Listed records
· · ·

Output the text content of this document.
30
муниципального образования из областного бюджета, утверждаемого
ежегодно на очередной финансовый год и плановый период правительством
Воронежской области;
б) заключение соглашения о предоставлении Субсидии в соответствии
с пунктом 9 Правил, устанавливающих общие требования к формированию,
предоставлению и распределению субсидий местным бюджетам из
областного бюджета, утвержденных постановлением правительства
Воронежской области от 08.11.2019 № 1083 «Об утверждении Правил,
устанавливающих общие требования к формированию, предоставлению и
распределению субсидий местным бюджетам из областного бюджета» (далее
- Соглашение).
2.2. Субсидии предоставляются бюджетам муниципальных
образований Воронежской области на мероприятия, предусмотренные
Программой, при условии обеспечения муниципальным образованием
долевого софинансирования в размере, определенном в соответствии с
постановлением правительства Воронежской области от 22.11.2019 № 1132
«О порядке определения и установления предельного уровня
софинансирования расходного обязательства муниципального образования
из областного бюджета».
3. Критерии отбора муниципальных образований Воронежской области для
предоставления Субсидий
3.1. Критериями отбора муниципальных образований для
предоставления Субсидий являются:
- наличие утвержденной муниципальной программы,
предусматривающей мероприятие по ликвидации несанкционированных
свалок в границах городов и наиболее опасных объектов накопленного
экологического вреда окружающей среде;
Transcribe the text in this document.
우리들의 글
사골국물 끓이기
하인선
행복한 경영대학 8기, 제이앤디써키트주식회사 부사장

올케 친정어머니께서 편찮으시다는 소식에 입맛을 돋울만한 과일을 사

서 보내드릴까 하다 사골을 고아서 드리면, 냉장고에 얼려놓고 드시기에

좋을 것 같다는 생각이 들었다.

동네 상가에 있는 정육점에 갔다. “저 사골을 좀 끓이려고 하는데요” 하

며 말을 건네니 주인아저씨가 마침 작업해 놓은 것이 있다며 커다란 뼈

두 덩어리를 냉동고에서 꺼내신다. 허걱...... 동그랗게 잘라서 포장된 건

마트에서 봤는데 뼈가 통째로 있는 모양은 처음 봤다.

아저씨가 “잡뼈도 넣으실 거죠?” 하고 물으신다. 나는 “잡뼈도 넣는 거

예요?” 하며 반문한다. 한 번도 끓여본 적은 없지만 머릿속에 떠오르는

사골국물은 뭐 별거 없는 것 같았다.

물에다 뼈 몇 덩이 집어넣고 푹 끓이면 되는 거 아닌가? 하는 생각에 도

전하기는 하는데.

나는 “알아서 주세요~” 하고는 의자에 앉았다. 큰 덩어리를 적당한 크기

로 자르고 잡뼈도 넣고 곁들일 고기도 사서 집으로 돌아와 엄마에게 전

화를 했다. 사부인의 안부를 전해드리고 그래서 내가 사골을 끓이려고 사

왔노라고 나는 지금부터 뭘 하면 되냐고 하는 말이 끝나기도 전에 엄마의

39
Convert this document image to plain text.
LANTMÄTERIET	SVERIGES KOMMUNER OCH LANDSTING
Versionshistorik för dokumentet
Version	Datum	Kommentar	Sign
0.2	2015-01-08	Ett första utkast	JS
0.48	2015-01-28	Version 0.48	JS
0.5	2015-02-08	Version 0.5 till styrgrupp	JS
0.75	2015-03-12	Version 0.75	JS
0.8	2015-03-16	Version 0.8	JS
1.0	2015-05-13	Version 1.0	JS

· · ·

Exercise goal
Locate the lines above that hold the word "образований". Show every one of them.

Solution for this problem
образований Воронежской области на мероприятия, предусмотренные
3. Критерии отбора муниципальных образований Воронежской области для
3.1. Критериями отбора муниципальных образований для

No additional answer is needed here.